§ Exercise directions
In the rows below, find the line with "where is each" and the line with "UI element localization: list", and copy out both of them and every line between them with no changes, leaving out the pictures.

§ Supplied records
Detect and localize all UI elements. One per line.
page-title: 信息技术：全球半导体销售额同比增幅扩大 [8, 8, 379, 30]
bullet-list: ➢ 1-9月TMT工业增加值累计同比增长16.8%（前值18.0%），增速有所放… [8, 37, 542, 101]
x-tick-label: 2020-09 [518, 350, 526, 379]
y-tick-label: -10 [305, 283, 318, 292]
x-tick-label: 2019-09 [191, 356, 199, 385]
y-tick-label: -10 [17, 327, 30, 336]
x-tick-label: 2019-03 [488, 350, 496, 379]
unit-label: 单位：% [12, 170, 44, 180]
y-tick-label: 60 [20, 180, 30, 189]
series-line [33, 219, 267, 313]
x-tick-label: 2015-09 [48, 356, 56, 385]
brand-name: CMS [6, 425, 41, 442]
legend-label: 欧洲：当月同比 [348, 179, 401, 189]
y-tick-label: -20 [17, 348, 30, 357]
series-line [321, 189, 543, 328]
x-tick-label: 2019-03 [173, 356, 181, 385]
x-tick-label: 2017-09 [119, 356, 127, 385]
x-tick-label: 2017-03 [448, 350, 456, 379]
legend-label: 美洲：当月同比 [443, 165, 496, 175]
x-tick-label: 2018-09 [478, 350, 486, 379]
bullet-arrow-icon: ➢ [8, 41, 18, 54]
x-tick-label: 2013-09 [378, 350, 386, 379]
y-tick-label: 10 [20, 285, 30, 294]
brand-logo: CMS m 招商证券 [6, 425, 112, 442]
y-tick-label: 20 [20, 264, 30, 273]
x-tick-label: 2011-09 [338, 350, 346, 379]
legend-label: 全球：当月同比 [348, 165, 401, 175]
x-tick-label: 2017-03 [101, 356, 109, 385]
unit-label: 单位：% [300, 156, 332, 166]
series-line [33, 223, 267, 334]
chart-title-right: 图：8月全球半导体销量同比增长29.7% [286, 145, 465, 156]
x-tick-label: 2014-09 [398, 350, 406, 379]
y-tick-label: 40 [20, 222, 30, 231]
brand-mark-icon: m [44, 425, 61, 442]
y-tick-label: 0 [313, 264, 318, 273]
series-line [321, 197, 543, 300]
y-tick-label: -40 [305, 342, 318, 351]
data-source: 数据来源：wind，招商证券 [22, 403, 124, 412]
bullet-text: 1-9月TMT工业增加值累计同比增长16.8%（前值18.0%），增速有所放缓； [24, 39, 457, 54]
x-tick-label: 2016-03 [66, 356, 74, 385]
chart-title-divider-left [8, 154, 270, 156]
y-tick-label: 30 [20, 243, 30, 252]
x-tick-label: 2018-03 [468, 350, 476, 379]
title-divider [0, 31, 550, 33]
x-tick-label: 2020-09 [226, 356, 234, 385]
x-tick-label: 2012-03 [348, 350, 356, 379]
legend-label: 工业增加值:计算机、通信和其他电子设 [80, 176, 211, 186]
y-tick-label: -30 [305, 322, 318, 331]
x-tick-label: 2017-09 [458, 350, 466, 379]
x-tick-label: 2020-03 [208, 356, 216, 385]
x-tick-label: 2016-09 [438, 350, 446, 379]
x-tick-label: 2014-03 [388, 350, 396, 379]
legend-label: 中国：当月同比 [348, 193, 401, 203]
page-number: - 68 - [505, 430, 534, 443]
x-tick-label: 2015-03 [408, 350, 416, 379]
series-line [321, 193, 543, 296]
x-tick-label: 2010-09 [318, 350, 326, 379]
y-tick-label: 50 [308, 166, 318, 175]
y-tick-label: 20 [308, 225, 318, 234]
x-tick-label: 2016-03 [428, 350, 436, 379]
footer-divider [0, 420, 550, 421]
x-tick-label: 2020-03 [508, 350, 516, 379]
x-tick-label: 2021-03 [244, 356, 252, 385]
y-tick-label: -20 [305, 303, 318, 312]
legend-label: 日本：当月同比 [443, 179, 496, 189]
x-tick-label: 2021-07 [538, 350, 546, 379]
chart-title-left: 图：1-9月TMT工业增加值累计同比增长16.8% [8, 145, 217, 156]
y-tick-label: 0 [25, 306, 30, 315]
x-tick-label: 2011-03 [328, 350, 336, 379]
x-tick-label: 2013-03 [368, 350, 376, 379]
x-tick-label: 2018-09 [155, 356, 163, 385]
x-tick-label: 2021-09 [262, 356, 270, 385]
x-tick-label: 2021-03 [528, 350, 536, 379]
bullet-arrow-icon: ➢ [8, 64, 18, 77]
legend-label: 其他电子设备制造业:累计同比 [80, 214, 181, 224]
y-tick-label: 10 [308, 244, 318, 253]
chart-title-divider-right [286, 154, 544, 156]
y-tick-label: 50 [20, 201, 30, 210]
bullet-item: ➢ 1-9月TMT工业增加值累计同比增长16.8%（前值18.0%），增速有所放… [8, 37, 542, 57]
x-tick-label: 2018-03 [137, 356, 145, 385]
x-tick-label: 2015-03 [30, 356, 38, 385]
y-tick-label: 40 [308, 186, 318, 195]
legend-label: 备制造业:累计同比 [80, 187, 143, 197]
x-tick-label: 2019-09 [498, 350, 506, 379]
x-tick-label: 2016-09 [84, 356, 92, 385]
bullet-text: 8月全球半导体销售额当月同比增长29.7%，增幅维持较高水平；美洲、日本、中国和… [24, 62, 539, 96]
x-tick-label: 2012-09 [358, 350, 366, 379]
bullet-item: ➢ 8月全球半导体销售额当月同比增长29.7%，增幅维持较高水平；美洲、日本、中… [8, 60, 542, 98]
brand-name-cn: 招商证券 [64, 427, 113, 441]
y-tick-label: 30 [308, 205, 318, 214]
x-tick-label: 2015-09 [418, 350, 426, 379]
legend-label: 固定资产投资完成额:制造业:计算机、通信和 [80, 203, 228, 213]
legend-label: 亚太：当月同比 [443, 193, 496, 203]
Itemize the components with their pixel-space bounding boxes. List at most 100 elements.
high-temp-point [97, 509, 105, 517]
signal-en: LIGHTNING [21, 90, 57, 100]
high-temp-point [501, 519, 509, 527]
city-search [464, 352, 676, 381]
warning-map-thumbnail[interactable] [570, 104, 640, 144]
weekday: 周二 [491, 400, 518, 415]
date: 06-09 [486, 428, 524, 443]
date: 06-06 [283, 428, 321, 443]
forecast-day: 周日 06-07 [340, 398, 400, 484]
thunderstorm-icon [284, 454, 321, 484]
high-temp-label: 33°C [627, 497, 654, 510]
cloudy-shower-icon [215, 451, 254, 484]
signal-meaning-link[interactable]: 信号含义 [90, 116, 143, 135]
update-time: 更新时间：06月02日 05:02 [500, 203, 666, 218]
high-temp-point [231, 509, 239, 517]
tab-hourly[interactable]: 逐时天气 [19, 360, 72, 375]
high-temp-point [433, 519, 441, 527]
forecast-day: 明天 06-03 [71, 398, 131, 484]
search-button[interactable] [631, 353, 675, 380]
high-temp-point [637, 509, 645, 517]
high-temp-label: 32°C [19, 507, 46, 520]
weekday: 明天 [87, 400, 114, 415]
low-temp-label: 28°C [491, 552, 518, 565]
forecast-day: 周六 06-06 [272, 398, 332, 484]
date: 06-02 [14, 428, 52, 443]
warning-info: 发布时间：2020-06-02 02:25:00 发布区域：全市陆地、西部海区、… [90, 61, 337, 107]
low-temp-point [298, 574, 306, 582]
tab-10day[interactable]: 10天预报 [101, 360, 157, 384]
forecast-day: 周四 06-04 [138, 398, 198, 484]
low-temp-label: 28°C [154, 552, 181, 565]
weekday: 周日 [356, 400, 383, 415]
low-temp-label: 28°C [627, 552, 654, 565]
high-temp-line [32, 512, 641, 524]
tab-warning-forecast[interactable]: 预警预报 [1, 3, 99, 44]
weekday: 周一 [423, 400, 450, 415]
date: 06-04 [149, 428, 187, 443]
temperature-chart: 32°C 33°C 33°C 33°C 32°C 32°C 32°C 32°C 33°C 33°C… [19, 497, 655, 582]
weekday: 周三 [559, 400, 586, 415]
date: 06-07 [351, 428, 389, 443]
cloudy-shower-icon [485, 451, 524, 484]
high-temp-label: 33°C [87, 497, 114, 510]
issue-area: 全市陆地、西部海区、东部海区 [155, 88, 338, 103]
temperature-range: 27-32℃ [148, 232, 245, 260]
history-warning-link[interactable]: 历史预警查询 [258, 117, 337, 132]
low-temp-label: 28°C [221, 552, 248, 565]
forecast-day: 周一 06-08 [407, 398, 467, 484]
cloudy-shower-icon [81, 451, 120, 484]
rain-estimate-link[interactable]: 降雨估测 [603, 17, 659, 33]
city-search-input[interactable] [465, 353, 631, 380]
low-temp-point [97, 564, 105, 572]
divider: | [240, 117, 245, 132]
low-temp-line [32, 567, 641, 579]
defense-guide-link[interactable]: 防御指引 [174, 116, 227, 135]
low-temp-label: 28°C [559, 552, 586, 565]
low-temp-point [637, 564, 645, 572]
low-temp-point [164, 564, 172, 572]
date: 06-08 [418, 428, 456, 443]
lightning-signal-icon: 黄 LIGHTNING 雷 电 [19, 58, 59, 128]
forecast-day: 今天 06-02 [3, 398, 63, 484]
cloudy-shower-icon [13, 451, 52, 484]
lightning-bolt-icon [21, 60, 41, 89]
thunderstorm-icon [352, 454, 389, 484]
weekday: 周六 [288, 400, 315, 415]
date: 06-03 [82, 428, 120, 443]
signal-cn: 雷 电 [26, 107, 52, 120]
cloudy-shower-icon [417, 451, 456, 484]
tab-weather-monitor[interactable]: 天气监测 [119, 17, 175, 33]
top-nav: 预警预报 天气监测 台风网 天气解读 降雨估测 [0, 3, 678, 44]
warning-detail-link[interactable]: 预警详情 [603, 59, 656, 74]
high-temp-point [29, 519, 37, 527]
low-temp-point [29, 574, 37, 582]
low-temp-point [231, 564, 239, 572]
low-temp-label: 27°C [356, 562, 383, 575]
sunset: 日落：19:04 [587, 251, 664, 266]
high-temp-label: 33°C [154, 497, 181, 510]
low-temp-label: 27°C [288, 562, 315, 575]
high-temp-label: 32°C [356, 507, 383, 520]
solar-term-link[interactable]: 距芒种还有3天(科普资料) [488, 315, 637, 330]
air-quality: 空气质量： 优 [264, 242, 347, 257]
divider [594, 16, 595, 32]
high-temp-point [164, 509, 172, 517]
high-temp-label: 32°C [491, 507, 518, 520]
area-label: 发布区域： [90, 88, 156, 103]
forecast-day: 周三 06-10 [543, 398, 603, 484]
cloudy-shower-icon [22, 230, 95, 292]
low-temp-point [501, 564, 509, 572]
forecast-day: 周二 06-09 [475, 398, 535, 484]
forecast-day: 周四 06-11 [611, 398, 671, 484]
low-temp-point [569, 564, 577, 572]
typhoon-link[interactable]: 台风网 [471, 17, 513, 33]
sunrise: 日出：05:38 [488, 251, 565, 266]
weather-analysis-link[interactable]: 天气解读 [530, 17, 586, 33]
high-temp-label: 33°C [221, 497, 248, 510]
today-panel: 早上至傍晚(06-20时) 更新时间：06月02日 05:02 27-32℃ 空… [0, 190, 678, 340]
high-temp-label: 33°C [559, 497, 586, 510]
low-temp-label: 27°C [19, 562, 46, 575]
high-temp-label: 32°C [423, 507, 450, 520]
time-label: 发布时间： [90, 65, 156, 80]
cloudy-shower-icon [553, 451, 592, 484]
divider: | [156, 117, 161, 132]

==

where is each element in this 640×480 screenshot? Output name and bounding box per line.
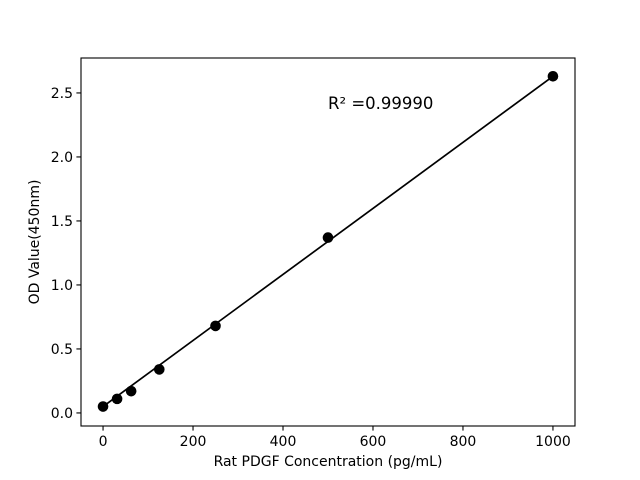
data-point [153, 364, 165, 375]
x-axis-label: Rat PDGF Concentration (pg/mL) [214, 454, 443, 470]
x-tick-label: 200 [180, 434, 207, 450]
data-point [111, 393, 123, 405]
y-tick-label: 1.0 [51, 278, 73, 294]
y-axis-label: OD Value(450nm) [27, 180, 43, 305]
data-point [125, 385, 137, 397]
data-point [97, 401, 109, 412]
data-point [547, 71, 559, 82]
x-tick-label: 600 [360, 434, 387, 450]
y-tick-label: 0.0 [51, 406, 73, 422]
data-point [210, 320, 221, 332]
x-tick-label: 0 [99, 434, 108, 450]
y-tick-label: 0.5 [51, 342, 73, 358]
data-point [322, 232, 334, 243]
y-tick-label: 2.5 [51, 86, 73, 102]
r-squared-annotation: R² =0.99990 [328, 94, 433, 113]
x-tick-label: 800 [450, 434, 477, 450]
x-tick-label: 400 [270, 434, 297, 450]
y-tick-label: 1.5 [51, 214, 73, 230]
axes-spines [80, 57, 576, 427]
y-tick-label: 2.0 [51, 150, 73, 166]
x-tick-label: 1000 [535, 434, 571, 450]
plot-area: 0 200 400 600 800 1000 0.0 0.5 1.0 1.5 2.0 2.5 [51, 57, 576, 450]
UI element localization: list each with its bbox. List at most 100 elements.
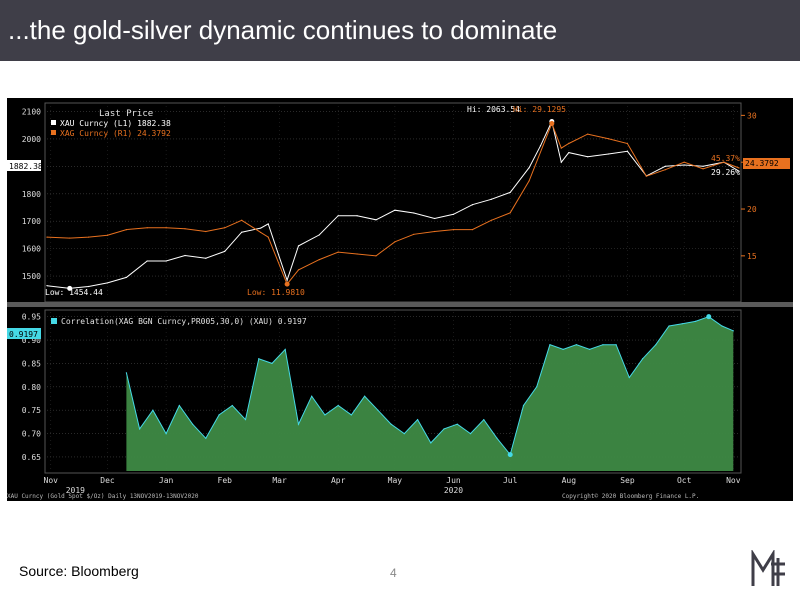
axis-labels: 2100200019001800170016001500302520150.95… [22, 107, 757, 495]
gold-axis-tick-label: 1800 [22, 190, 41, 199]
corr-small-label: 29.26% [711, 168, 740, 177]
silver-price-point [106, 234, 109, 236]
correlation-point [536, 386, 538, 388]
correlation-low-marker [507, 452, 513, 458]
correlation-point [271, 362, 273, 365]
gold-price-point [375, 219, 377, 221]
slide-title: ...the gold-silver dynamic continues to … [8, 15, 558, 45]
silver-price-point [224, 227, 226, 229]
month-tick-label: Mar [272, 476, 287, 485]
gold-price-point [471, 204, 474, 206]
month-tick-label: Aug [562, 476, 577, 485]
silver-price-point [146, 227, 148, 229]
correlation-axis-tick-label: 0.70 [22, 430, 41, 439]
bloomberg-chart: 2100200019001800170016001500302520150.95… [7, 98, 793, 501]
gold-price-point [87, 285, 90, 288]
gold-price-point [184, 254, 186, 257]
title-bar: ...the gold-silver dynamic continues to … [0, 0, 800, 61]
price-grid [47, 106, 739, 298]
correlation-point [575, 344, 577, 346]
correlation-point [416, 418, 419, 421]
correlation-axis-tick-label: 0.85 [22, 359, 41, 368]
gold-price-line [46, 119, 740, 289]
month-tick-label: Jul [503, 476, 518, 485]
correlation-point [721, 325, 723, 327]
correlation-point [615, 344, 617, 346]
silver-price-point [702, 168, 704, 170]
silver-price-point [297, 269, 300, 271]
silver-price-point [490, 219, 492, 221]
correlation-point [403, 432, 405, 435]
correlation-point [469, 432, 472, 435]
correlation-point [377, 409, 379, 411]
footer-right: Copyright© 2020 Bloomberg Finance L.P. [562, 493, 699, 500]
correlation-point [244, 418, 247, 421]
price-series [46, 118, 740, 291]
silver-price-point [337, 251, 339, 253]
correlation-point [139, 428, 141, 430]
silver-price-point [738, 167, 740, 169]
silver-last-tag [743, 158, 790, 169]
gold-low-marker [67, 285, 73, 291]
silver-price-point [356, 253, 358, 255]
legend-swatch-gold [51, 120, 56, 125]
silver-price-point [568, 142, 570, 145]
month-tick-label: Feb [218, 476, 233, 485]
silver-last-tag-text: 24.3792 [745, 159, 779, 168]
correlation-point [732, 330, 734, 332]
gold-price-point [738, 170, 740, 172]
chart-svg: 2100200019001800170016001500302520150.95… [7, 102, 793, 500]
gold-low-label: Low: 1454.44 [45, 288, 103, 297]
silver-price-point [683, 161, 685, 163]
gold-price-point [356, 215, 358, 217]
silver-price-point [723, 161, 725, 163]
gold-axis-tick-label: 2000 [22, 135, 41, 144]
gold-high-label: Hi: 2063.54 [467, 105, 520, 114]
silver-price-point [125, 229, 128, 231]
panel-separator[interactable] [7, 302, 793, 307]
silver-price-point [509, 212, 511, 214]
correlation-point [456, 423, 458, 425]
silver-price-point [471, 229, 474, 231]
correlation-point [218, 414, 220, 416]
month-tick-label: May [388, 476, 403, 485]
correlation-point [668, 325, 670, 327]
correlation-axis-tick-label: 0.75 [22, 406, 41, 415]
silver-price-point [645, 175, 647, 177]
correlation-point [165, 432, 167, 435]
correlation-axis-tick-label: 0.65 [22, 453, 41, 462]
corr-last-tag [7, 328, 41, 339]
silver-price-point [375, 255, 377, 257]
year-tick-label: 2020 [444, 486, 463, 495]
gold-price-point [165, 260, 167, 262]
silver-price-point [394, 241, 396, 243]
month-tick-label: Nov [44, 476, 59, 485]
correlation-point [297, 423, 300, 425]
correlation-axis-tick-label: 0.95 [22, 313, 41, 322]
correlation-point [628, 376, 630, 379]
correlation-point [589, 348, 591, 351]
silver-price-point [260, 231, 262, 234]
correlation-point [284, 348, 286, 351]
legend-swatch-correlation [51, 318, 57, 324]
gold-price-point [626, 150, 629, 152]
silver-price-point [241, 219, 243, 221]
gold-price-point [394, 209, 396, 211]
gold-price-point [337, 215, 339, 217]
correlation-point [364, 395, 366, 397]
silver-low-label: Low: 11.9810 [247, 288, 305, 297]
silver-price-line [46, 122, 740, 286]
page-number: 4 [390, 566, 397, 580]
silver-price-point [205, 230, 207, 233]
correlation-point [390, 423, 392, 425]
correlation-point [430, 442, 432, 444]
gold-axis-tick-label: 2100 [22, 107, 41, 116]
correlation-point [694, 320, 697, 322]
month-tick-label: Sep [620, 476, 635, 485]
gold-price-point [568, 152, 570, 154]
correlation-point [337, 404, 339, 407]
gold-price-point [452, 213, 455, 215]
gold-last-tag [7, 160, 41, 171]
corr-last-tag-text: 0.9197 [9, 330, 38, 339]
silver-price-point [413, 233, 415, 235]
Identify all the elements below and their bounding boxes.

§ Reply
where is each element in this 640×480 screenshot? Output name and bounding box per line.
data-point [153, 364, 165, 375]
x-axis-label: Rat PDGF Concentration (pg/mL) [214, 454, 443, 470]
x-tick-label: 200 [180, 434, 207, 450]
data-point [111, 393, 123, 405]
y-tick-label: 1.0 [51, 278, 73, 294]
y-axis-label: OD Value(450nm) [27, 180, 43, 305]
data-point [125, 385, 137, 397]
data-point [97, 401, 109, 412]
data-point [547, 71, 559, 82]
x-tick-label: 600 [360, 434, 387, 450]
y-tick-label: 0.0 [51, 406, 73, 422]
data-point [210, 320, 221, 332]
x-tick-label: 0 [99, 434, 108, 450]
y-tick-label: 0.5 [51, 342, 73, 358]
data-point [322, 232, 334, 243]
y-tick-label: 2.5 [51, 86, 73, 102]
r-squared-annotation: R² =0.99990 [328, 94, 433, 113]
x-tick-label: 800 [450, 434, 477, 450]
x-tick-label: 400 [270, 434, 297, 450]
y-tick-label: 1.5 [51, 214, 73, 230]
axes-spines [80, 57, 576, 427]
y-tick-label: 2.0 [51, 150, 73, 166]
x-tick-label: 1000 [535, 434, 571, 450]
plot-area: 0 200 400 600 800 1000 0.0 0.5 1.0 1.5 2.0 2.5 [51, 57, 576, 450]
UI element localization: list each with its bbox. List at most 100 elements.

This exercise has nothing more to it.